# [Exercise description]
Repeat the listing below in full, exactly as it stands.

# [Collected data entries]
*****

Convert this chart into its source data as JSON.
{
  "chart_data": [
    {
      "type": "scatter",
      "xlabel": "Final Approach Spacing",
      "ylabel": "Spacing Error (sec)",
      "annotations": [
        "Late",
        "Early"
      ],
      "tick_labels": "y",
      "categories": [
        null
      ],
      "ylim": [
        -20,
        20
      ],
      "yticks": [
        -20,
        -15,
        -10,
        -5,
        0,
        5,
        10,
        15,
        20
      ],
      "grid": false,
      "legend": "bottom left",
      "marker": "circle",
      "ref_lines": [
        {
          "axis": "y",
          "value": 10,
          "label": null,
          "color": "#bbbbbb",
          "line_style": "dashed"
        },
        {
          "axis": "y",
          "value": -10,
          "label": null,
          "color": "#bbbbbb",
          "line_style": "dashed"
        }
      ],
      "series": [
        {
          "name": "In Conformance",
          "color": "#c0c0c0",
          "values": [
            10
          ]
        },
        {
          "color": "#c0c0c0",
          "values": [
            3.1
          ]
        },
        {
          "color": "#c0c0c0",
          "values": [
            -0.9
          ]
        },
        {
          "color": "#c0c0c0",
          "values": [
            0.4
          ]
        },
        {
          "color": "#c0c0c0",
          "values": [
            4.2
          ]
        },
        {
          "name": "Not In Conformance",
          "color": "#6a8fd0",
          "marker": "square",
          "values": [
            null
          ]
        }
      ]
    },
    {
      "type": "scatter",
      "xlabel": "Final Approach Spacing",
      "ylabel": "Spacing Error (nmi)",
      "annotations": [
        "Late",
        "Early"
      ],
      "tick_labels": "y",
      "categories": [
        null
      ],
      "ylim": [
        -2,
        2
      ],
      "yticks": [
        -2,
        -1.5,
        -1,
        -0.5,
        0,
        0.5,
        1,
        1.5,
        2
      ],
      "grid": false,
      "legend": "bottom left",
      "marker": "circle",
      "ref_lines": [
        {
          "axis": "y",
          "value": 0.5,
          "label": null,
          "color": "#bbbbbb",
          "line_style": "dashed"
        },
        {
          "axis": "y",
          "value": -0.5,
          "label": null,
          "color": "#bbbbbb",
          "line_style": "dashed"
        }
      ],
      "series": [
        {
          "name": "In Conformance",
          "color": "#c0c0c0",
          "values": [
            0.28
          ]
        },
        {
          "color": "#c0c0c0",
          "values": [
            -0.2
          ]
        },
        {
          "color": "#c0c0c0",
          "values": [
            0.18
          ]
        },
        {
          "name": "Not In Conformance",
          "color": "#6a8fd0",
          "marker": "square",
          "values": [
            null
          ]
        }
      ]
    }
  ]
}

*****

# [Answer to the task]
Convert this chart into its source data as JSON.
{
  "chart_data": [
    {
      "type": "scatter",
      "xlabel": "Final Approach Spacing",
      "ylabel": "Spacing Error (sec)",
      "annotations": [
        "Late",
        "Early"
      ],
      "tick_labels": "y",
      "categories": [
        null
      ],
      "ylim": [
        -20,
        20
      ],
      "yticks": [
        -20,
        -15,
        -10,
        -5,
        0,
        5,
        10,
        15,
        20
      ],
      "grid": false,
      "legend": "bottom left",
      "marker": "circle",
      "ref_lines": [
        {
          "axis": "y",
          "value": 10,
          "label": null,
          "color": "#bbbbbb",
          "line_style": "dashed"
        },
        {
          "axis": "y",
          "value": -10,
          "label": null,
          "color": "#bbbbbb",
          "line_style": "dashed"
        }
      ],
      "series": [
        {
          "name": "In Conformance",
          "color": "#c0c0c0",
          "values": [
            10
          ]
        },
        {
          "color": "#c0c0c0",
          "values": [
            3.1
          ]
        },
        {
          "color": "#c0c0c0",
          "values": [
            -0.9
          ]
        },
        {
          "color": "#c0c0c0",
          "values": [
            0.4
          ]
        },
        {
          "color": "#c0c0c0",
          "values": [
            4.2
          ]
        },
        {
          "name": "Not In Conformance",
          "color": "#6a8fd0",
          "marker": "square",
          "values": [
            null
          ]
        }
      ]
    },
    {
      "type": "scatter",
      "xlabel": "Final Approach Spacing",
      "ylabel": "Spacing Error (nmi)",
      "annotations": [
        "Late",
        "Early"
      ],
      "tick_labels": "y",
      "categories": [
        null
      ],
      "ylim": [
        -2,
        2
      ],
      "yticks": [
        -2,
        -1.5,
        -1,
        -0.5,
        0,
        0.5,
        1,
        1.5,
        2
      ],
      "grid": false,
      "legend": "bottom left",
      "marker": "circle",
      "ref_lines": [
        {
          "axis": "y",
          "value": 0.5,
          "label": null,
          "color": "#bbbbbb",
          "line_style": "dashed"
        },
        {
          "axis": "y",
          "value": -0.5,
          "label": null,
          "color": "#bbbbbb",
          "line_style": "dashed"
        }
      ],
      "series": [
        {
          "name": "In Conformance",
          "color": "#c0c0c0",
          "values": [
            0.28
          ]
        },
        {
          "color": "#c0c0c0",
          "values": [
            -0.2
          ]
        },
        {
          "color": "#c0c0c0",
          "values": [
            0.18
          ]
        },
        {
          "name": "Not In Conformance",
          "color": "#6a8fd0",
          "marker": "square",
          "values": [
            null
          ]
        }
      ]
    }
  ]
}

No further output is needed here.